- **GIVEN EXERCISE**:
In the listing below, locate the lines that hold "وهنات" and copy them.

- **RECORD EXCERPTS**:
§

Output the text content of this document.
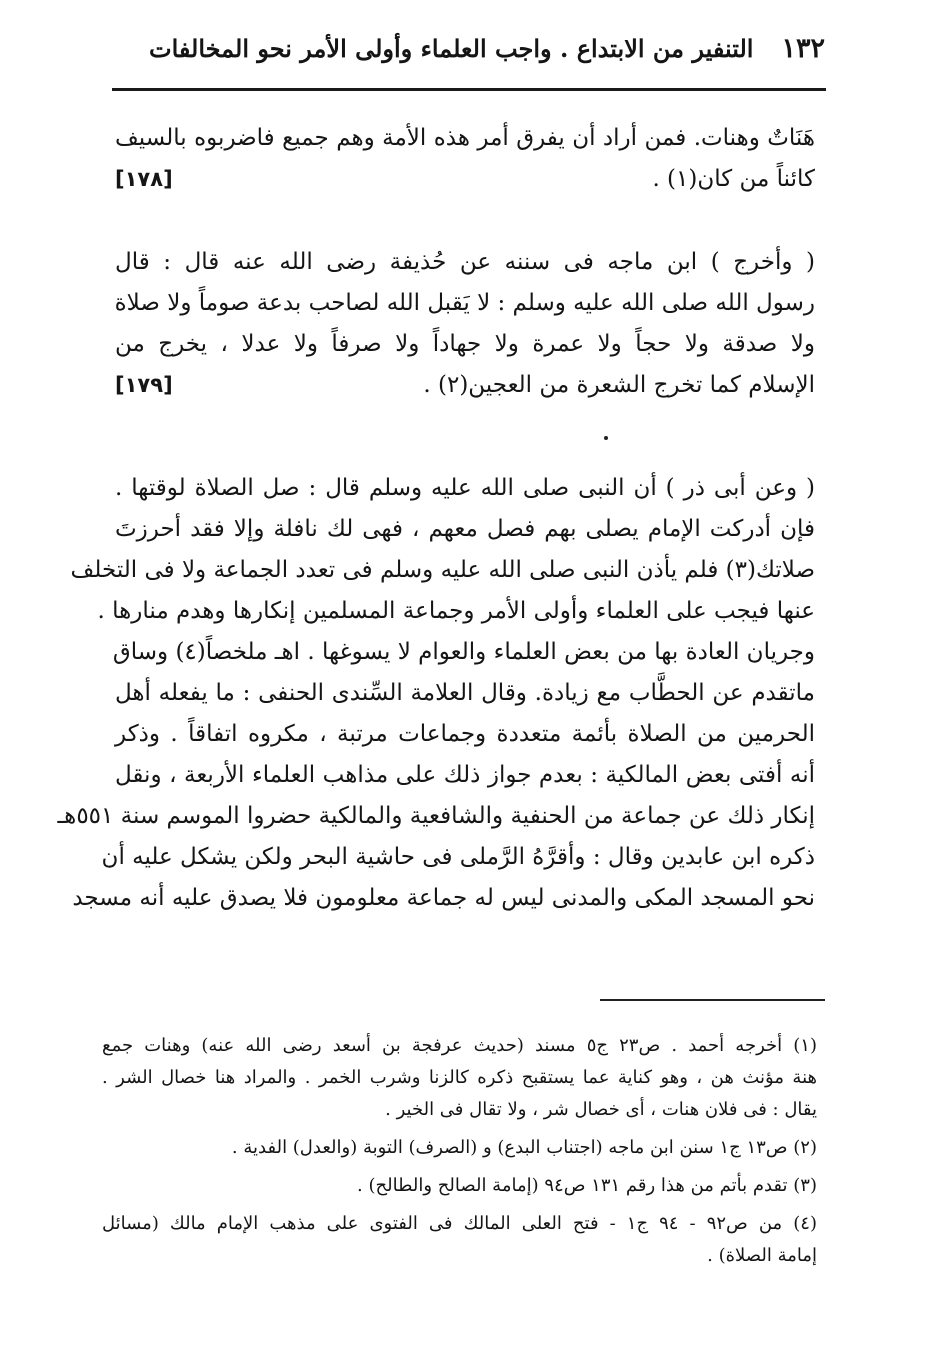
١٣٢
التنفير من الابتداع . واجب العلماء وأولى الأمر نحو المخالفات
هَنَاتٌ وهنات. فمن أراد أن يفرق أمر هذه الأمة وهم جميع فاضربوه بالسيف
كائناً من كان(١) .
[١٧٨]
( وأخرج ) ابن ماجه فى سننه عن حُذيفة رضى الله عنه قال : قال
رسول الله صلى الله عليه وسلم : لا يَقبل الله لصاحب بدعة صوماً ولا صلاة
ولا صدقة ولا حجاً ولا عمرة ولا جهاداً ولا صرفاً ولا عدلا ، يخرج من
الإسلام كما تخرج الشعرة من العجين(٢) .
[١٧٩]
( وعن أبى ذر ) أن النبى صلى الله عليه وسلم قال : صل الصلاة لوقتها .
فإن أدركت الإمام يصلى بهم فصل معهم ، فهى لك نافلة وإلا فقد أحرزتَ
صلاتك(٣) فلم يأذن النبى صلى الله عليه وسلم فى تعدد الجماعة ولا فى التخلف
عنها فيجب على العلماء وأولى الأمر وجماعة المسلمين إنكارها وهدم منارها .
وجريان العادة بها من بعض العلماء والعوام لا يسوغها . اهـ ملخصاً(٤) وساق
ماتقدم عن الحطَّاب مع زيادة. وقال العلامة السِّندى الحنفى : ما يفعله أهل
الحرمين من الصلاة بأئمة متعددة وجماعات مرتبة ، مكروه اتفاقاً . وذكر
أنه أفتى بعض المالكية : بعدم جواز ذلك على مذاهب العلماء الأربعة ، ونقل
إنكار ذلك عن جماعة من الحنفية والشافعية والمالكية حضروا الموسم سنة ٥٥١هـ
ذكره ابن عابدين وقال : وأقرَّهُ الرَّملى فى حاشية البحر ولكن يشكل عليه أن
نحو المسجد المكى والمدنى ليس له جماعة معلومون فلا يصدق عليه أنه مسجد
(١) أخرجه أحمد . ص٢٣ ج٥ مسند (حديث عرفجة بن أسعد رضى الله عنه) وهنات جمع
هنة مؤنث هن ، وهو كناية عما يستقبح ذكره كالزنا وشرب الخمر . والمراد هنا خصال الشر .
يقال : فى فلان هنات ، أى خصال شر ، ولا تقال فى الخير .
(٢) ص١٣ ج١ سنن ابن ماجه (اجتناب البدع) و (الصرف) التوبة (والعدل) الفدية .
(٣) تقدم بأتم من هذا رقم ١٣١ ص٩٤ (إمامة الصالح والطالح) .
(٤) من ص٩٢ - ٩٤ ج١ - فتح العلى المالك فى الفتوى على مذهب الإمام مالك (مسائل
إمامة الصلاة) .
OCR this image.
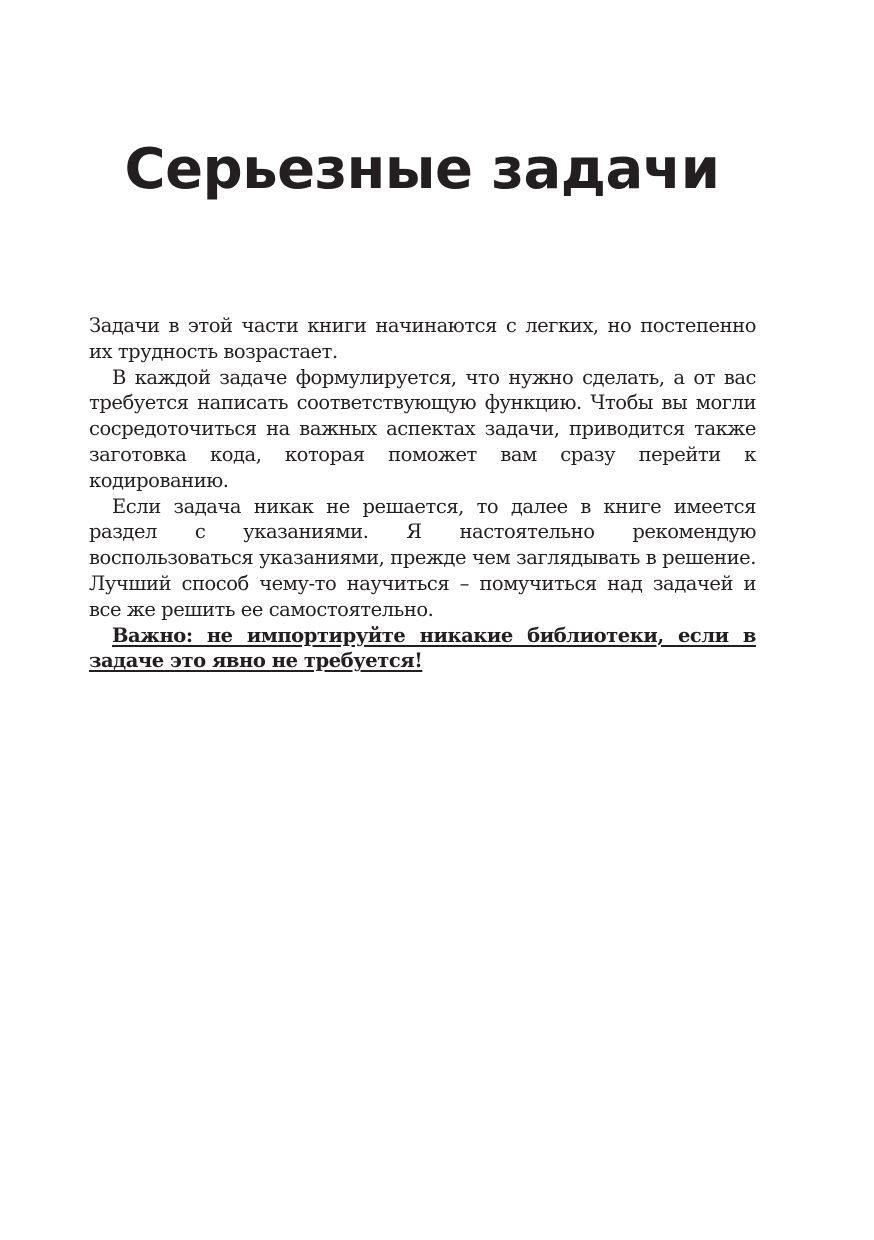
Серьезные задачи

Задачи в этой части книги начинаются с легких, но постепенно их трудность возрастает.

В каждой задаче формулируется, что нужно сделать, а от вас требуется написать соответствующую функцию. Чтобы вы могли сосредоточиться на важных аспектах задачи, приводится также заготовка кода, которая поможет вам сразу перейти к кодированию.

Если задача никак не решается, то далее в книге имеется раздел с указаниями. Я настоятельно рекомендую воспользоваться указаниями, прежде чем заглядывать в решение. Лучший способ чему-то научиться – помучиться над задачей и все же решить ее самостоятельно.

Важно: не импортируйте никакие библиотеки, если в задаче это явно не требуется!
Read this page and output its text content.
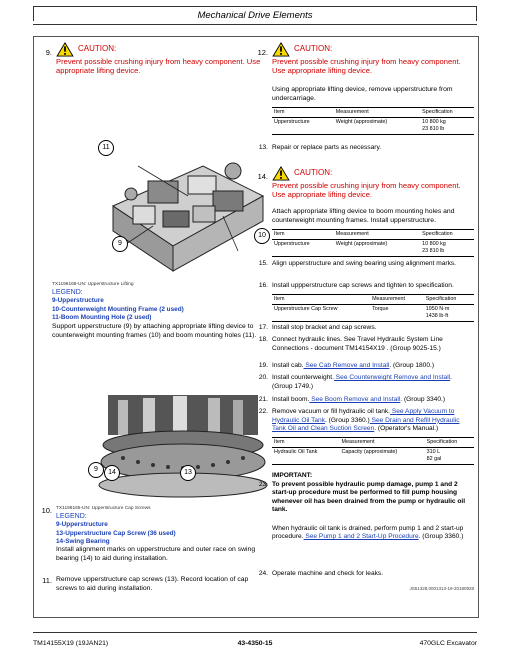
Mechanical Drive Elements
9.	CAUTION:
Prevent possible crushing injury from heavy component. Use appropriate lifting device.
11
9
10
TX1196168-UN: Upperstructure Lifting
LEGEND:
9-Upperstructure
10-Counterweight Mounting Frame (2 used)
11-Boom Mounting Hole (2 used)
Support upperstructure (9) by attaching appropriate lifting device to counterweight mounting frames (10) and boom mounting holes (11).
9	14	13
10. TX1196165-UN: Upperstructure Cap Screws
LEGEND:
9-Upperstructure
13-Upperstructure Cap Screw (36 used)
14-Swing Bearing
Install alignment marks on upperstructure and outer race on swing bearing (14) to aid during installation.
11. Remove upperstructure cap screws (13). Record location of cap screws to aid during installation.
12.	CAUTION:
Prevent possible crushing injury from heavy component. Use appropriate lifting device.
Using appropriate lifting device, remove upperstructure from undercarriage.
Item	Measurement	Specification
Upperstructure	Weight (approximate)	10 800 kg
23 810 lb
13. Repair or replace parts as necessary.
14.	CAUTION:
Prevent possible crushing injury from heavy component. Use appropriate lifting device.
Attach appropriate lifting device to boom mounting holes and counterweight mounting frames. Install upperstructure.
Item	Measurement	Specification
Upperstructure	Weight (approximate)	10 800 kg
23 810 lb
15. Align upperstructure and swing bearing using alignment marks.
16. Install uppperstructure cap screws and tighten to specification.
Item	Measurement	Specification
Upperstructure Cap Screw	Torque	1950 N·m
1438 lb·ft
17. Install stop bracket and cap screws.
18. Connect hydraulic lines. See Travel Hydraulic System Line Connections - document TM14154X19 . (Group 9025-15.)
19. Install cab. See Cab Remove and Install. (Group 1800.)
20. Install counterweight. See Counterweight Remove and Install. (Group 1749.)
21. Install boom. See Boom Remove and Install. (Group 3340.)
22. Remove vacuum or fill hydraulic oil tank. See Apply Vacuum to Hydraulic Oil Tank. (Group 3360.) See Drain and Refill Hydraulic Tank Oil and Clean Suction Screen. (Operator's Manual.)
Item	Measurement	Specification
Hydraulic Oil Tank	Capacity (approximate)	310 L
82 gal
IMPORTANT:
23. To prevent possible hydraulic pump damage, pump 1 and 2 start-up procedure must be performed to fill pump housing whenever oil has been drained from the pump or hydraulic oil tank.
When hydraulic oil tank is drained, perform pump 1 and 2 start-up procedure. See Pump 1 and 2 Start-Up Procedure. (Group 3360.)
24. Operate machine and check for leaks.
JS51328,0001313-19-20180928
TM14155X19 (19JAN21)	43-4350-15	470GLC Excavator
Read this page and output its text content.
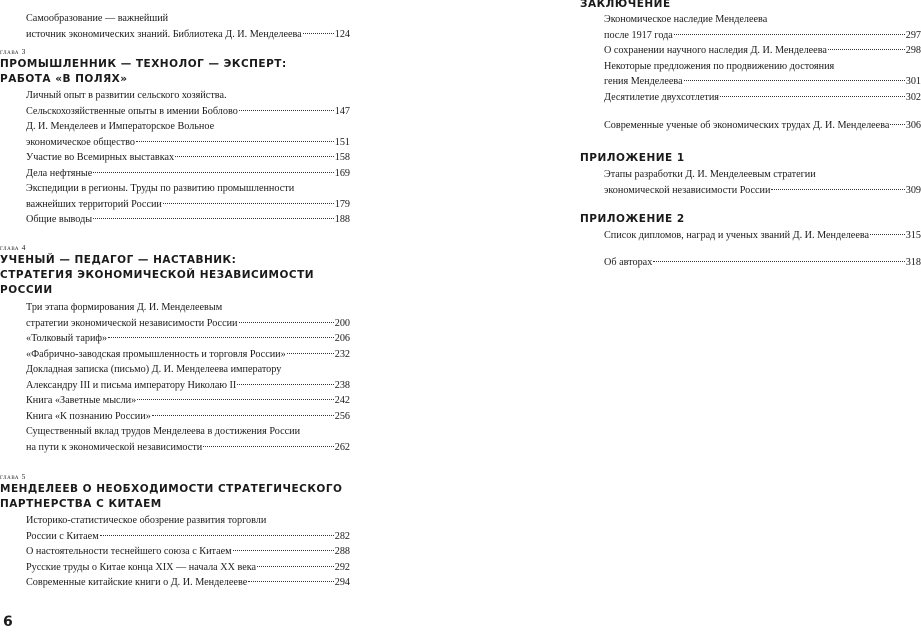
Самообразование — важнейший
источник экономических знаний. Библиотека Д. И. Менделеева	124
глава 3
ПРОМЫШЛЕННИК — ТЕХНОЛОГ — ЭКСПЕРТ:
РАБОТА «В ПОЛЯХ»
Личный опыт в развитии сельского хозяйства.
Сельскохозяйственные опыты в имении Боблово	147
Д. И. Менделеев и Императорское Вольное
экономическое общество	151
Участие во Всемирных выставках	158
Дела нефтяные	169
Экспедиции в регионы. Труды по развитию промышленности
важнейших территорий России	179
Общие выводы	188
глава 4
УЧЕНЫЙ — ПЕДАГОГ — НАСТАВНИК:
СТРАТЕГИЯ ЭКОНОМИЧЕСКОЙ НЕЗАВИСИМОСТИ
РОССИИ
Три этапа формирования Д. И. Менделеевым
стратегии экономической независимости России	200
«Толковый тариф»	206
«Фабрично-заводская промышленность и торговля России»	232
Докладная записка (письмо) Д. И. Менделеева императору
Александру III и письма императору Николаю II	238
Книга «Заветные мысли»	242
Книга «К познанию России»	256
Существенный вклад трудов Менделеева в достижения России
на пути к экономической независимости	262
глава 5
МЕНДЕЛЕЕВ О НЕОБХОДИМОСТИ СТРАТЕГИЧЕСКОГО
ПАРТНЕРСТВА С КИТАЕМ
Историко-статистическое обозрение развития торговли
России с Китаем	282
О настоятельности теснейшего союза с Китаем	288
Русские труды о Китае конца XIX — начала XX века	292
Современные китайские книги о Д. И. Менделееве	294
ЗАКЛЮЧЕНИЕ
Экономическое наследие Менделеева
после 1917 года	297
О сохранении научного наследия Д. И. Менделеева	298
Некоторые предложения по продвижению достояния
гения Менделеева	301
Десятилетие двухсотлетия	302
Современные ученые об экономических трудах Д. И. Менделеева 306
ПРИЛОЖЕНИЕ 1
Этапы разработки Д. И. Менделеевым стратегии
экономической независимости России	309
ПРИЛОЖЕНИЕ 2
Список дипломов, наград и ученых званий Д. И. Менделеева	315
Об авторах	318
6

§

- **CORRECT OUTPUT**:
هَنَاتٌ وهنات. فمن أراد أن يفرق أمر هذه الأمة وهم جميع فاضربوه بالسيف
(١) أخرجه أحمد . ص٢٣ ج٥ مسند (حديث عرفجة بن أسعد رضى الله عنه) وهنات جمع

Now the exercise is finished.